GGN Peng’im Guide
Ty Eng Lim (Last updated 1/1/09)
• What are tones?
• What do the eight tones sound like?
• How are tones represented in Peng’im?
• Tone Change
• Exceptions to Tone Change Rules
CASES, COMPOUNDS, AND AMBIGUOUS WORD READINGS
• Ambiguous Word Readings
WHAT IS GAGINANG PENG’IM?
Gaginang Peng’im (henceforth referred to as Peng’im) is a writing system used for Diōjiu language. Peng’im has been used primarily for teaching and learning Diōjiu on the website and throughout the organization of Gaginang. Gaginang promotes the use of Peng’im as a way to facilitate the learning of Diōjiu, particularly for those who have little or no knowledge of Chinese characters.
ORIGIN AND DEVELOPMENT
Peng’im is based on Guangdong province’s official Diōjiu romanization system. Additionally, Peng’im draws from several major romanized orthographies: Mandarin pinyin, the English language, and certain characteristics of the IPA (International Phonetic Alphabet). Development began in 2002 and changes and improvements continue periodically to this day. The developers include Diōjiu language enthusiasts, researchers, and native speakers: Ty Eng Lim (US), Oung Heng Heng (France), Michael Yip (New Zealand), Zhang Ru Yi (England), Shane Lau (Hong Kong), Thai Lee (US), Scott Duong (US), and countless others. Their informal collaborative work has given Gaginang an amazing tool that helps to promote Diōjiu.

Collected material -
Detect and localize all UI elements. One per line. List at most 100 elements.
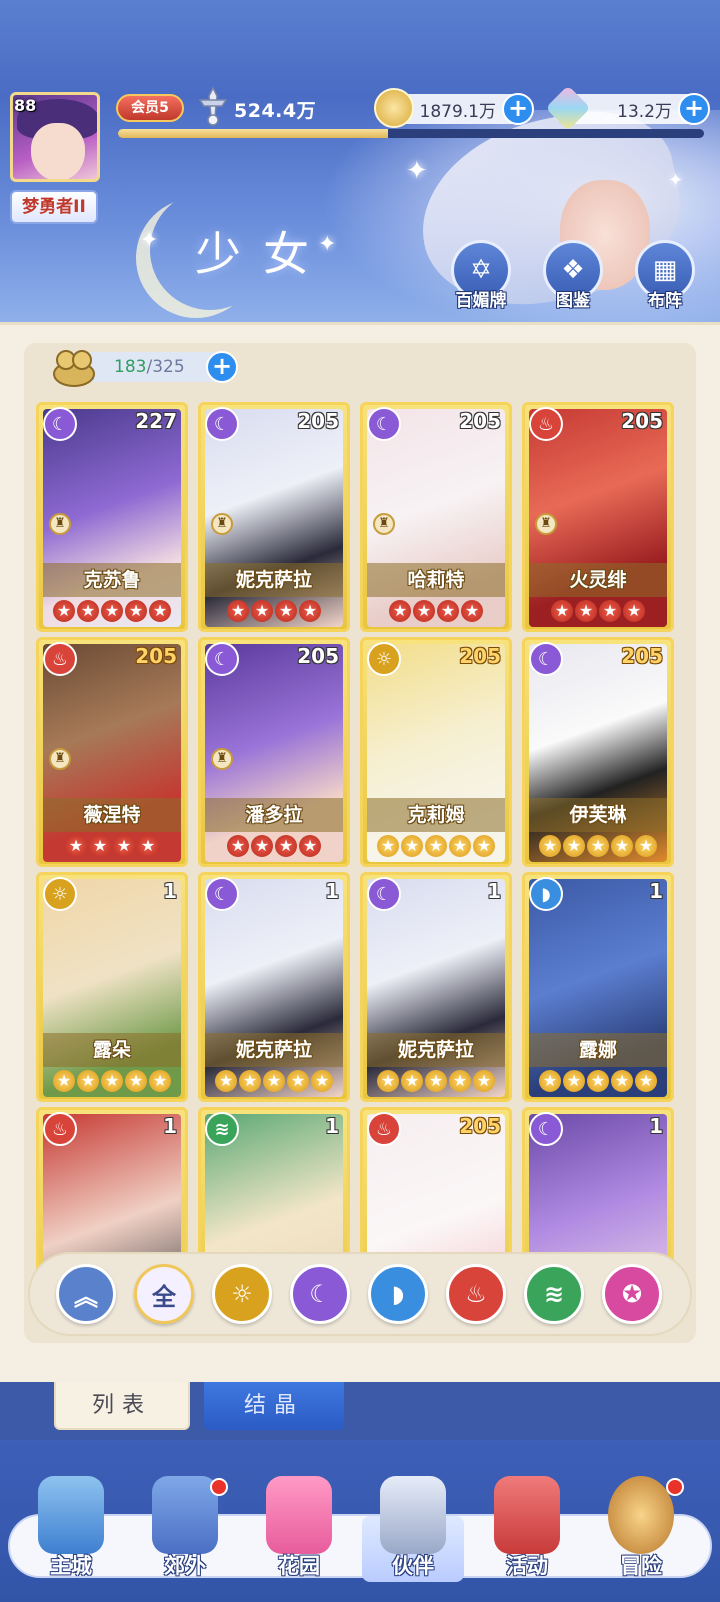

Problems to work on -
A) According to the Peng'im guide, in what year did development of Peng'im begin?
B) Carry on the Peng'im guide from where it stops, writing the next few sentences.

Responses to the tasks -
A) 2002

B)
STANDARDS AND DIALECTS
Diōjiu, like any language, has many dialects. These dialects are geographically based in cities and towns throughout the Diōsuan region as well as abroad in areas where Diōjiu people have immigrated. To facilitate common understanding, Gaginang Peng’im has adopted the speech of Suantāo as standard. Suantāo is the largest city in the Diōsuan region and enjoys relatively high popularity and prestige as a standard dialect for Diōjiu. Some native speakers of Diōjiu will find that their pronunciation, word choices, and even grammar may differ from that of the Suantāo standard. Fortunately, differences between dialects of Diōjiu are not too great. For reference, vocabulary and pronunciation from different dialects have been included in Gaginang’s other language resources.
INTERNET BROWSER LANGUAGE SETTINGS
It is advised that viewers of this guide and all of Gaginang’s Diōjiu language resources set their Internet browser language settings to view Unicode. This will enable you to view tone marks for Peng’im as well as Chinese characters. Occasionally you will notice that there are brackets [ ], these are not language setting related but denote an unknown or unavailable character in Diōjiu.
GAGINANG PENG'IM INPUT METHODS
Read more about how to type Gaginang Peng'im on your computer, by reading the article GAGINANG PENG'IM INPUT METHODS.
INTRODUCTION TO PENG’IM
Peng’im uses Roman letters from the English language. The sounds of some letters in Peng’im differ from that in English. A full explanation of all the sounds used in Diōjiu is provided below. It is suggested you use this guide as a reference whenever you have questions about writing Peng’im.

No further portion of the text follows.